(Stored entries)
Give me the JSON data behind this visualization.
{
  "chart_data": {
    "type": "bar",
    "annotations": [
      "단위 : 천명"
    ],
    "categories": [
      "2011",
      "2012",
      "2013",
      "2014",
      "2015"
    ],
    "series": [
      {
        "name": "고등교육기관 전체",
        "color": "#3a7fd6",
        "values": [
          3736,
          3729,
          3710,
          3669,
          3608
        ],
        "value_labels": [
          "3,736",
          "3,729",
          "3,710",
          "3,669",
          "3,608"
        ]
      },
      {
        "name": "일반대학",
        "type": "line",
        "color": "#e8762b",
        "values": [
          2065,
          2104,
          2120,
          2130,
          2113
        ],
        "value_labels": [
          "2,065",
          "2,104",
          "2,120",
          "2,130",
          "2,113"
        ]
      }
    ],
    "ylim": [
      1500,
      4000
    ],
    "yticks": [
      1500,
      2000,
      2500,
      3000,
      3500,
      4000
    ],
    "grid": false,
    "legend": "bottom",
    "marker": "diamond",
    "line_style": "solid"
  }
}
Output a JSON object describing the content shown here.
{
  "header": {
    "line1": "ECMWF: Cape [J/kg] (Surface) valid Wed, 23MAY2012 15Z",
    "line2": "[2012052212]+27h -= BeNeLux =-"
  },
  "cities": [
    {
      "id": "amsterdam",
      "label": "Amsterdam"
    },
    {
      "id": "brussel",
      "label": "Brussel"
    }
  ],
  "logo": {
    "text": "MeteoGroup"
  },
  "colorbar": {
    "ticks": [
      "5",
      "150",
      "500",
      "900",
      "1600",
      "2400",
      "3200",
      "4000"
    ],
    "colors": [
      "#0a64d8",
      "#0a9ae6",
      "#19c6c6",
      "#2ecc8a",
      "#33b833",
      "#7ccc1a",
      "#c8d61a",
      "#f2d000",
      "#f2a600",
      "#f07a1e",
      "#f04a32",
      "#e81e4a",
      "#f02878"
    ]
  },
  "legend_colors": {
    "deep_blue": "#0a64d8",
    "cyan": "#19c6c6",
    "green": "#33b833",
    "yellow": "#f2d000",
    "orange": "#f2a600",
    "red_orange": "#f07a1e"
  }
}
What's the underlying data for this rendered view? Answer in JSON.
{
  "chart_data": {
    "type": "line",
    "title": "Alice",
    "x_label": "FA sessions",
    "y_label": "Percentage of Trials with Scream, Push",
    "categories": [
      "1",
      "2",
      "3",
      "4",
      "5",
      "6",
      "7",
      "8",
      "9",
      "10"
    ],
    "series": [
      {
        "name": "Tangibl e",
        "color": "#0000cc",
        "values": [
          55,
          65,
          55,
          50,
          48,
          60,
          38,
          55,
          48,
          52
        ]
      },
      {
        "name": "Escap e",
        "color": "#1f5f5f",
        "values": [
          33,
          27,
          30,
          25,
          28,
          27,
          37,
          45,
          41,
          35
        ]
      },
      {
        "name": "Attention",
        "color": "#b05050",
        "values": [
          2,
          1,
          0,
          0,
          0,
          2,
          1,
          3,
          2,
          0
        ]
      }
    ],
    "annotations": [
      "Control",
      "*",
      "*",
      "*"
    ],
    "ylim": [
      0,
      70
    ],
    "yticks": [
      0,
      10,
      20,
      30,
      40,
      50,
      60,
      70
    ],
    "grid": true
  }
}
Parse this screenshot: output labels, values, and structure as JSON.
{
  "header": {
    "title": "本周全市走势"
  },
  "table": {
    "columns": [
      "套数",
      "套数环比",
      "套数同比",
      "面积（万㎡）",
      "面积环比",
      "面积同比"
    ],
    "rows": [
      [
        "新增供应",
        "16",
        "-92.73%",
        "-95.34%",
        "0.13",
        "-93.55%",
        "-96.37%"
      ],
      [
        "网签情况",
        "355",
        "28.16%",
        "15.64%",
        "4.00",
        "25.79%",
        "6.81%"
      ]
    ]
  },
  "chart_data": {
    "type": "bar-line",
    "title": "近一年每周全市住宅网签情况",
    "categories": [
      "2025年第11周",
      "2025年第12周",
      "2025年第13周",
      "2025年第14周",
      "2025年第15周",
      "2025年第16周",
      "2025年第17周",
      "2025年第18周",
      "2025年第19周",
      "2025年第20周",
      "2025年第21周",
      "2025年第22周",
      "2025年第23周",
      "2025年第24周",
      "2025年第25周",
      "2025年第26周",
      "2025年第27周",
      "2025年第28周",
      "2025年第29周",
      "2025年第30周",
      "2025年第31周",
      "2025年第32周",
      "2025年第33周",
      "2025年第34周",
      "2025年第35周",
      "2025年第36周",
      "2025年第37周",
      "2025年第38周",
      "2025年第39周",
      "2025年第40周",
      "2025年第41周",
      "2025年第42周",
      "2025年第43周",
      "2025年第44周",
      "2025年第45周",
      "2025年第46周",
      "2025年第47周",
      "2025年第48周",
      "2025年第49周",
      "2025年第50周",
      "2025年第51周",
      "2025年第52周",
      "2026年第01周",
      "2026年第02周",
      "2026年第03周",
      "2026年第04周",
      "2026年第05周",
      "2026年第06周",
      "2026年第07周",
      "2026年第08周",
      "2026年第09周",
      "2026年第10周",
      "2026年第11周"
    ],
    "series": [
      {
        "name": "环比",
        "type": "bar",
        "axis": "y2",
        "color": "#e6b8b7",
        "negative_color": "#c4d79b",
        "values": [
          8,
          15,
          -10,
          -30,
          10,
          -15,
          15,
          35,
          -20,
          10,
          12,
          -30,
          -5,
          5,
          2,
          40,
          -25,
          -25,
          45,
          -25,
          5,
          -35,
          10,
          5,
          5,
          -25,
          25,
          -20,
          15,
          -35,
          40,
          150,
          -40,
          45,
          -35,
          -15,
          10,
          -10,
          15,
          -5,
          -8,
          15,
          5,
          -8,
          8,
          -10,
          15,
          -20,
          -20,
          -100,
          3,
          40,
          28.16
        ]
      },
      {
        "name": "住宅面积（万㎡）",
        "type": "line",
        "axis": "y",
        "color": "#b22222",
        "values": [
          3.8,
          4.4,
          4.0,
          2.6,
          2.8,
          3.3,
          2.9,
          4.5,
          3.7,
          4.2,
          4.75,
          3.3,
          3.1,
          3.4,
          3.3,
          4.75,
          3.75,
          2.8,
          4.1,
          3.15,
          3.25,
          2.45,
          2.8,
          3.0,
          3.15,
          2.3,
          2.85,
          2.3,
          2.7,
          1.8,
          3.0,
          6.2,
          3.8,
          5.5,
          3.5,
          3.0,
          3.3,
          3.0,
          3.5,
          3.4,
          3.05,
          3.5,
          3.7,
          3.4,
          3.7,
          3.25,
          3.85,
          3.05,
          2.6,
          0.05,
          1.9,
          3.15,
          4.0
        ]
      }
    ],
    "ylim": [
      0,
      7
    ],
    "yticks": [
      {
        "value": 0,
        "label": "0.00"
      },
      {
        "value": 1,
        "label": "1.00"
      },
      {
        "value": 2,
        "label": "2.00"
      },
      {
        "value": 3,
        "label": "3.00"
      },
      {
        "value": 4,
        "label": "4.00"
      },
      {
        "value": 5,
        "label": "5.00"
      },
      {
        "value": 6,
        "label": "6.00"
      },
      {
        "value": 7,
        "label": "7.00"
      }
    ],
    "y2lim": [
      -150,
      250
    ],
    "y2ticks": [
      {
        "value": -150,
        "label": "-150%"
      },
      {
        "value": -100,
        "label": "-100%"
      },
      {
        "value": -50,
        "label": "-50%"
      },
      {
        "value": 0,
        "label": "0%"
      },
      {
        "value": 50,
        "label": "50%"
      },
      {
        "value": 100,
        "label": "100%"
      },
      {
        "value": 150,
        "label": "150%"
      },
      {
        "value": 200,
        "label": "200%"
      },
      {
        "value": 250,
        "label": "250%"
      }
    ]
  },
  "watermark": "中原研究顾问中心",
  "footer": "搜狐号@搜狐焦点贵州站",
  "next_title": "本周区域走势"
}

▸ AIM OF THE EXERCISE: From the entries, copy out each line containing the word "this".

▸ SOLUTION:
Give me the JSON data behind this visualization.
What's the underlying data for this rendered view? Answer in JSON.
Parse this screenshot: output labels, values, and structure as JSON.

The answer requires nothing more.